__Text__:
- - -

How our children’s oral habits can effect their teeth

Malocclusion, or misaligned teeth, may arise from a variety of early childhood habits, such as thumb and finger sucking, nail biting, hair chewing, tongue and lip sucking or other chewing maladies.

Experts in the field have determined the following:

  • 60% of malocclusion is caused by prolonged finger or thumb sucking.
  • 10% of six to eleven year olds suck their thumbs or fingers.
  • 85% of thumb suckers have an open bite. Often open bites can not only lead to malocclusion but also TMJ problems due to lateral movements of the jaw to chew food.
  • Nearly 60% of thumb suckers experience root resorption, the destruction of a tooth’s root structure.
It is important to catch these poor oral habits early in order to prevent problems later on in a child’s life. Make sure to monitor your child’s behaviors and schedule regular visits to their dentist!

Wednesday, April 1, 2015

Travel Tips for Your Teeth

1. Use a Tooth Brush Cover
A toothbrush cover will help to prevent dirt and grime that has accumulated in your luggage from reaching your brush head. However, make sure your case or cover has enough ventilation so mold or bacteria doesn’t begin to grow.

2. Dry Out Your Tooth Brush
Bacteria thrive in wet, dark areas. In order to prevent bacterial build up, dry out your toothbrush before you pack it up for vacation.

3. Pack Your Dental Products in Your Carry On

Way too often airlines lose our luggage. When packing, assume your luggage will be lost and pack your carry on as if you will be living out of it until your bags are found. This requires packing an extra outfit, shoes, and your toothbrush. Losing your luggage is already a hassle; don’t get stuck without your dental products as well!

- - -

__Activity 1__:
Answer these questions using the dental blog text:
(a) What share of thumb suckers have an open bite?
(b) Why should you dry your toothbrush before packing it?
(c) Besides your toothbrush, what does the text say to pack in your carry on?
__Activity 2__:
Give the heading of every numbered travel tip in the dental blog text.
__Activity 3__:
Resume the dental blog text after its last sentence.

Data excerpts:
- - -

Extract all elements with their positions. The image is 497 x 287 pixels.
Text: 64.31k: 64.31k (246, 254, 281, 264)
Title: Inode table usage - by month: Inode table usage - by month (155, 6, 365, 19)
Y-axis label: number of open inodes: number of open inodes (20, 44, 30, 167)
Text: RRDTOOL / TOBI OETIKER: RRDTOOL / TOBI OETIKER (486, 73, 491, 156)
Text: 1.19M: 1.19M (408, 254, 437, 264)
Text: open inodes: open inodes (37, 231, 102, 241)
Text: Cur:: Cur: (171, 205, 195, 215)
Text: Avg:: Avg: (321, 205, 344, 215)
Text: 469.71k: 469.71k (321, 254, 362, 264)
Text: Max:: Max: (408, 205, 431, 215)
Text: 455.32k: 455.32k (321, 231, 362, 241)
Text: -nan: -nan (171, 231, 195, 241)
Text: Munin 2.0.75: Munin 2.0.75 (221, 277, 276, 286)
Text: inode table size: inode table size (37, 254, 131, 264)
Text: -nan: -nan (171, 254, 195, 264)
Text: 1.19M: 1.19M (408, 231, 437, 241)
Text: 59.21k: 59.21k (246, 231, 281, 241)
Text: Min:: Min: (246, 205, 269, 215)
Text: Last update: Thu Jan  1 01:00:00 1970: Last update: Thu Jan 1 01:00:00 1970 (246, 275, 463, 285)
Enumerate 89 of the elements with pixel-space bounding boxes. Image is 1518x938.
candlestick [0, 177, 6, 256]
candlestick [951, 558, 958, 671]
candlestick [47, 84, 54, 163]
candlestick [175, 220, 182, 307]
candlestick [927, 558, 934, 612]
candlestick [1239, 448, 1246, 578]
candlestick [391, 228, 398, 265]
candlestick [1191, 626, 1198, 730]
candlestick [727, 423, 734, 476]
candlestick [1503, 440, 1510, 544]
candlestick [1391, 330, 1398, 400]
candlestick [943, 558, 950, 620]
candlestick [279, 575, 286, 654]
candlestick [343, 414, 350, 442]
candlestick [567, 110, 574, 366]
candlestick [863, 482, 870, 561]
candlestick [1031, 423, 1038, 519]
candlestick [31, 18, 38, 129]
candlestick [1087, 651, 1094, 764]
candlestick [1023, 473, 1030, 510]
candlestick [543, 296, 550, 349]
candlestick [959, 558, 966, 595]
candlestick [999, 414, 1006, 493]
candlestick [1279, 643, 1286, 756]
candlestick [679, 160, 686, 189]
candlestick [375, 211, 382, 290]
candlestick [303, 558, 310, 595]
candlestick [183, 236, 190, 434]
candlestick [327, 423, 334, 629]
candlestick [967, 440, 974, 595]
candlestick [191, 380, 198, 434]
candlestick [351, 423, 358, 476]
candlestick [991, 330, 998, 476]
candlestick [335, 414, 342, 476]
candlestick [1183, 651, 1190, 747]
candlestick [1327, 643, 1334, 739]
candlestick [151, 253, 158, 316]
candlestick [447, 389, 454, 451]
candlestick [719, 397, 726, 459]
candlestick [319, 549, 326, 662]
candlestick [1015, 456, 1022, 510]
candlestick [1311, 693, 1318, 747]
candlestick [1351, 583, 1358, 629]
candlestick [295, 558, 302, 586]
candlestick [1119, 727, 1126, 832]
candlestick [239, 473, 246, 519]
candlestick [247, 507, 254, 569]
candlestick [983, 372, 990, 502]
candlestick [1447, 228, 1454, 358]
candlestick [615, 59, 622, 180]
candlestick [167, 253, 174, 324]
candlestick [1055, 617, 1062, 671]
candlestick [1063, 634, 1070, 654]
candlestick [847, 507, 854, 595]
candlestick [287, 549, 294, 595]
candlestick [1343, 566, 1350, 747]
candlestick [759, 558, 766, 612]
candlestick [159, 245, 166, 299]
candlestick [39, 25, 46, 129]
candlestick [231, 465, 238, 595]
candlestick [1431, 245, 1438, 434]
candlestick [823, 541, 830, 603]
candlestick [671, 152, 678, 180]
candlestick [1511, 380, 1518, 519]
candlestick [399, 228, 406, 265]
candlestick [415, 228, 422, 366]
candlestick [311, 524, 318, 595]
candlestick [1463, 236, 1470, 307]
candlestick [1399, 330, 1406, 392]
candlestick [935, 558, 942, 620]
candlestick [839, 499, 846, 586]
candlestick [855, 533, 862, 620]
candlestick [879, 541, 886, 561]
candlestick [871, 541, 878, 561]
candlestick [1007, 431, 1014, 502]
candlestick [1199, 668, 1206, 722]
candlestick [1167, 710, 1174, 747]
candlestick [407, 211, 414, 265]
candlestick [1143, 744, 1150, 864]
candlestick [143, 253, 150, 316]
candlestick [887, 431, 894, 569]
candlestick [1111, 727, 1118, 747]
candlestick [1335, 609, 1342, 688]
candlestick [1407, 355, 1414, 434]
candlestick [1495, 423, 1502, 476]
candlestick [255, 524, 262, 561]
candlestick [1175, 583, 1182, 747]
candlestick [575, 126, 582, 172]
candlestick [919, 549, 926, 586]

- - -

__Answer space 1__:
(a) 85%
(b) To prevent bacterial build up, since bacteria thrive in wet, dark areas.
(c) An extra outfit and shoes.

__Answer space 2__:
1. Use a Tooth Brush Cover
2. Dry Out Your Tooth Brush
3. Pack Your Dental Products in Your Carry On

__Answer space 3__:
4. Use Bottled Water to Brush
A lot of times when traveling to exotic locations such as Mexico or the Dominican Republic, you may need to avoid drinking questionable tap water. If this is a concern, drink strictly bottled water. People often don’t realize that the smallest amount of contaminated water can make you sick, even when simply brushing your teeth. Splash your toothbrush with bottled water instead of the tap to prevent Montezuma’s Revenge.

5. Pack Lightly
Packing miniature dental products, such as toothpaste or floss, can help save space in your luggage. Also, if you accidentally forget it in the hotel bathroom when you check out, it's no big deal. Lucky for you, Advance Family Dental offers free travel toothpaste and floss. Make sure to pick some up at your next appointment to have on hand for a vacation!

Monday, March 2, 2015

Why do I need to update my Medical History every time I go to the Dentist?

During your first dental visit, you will be asked to fill out a thorough medical history.  After that you will need to update your medical history every six months.  This history, along with the results from your exam will help to assess your immediate dental care needs and recommend the best treatment.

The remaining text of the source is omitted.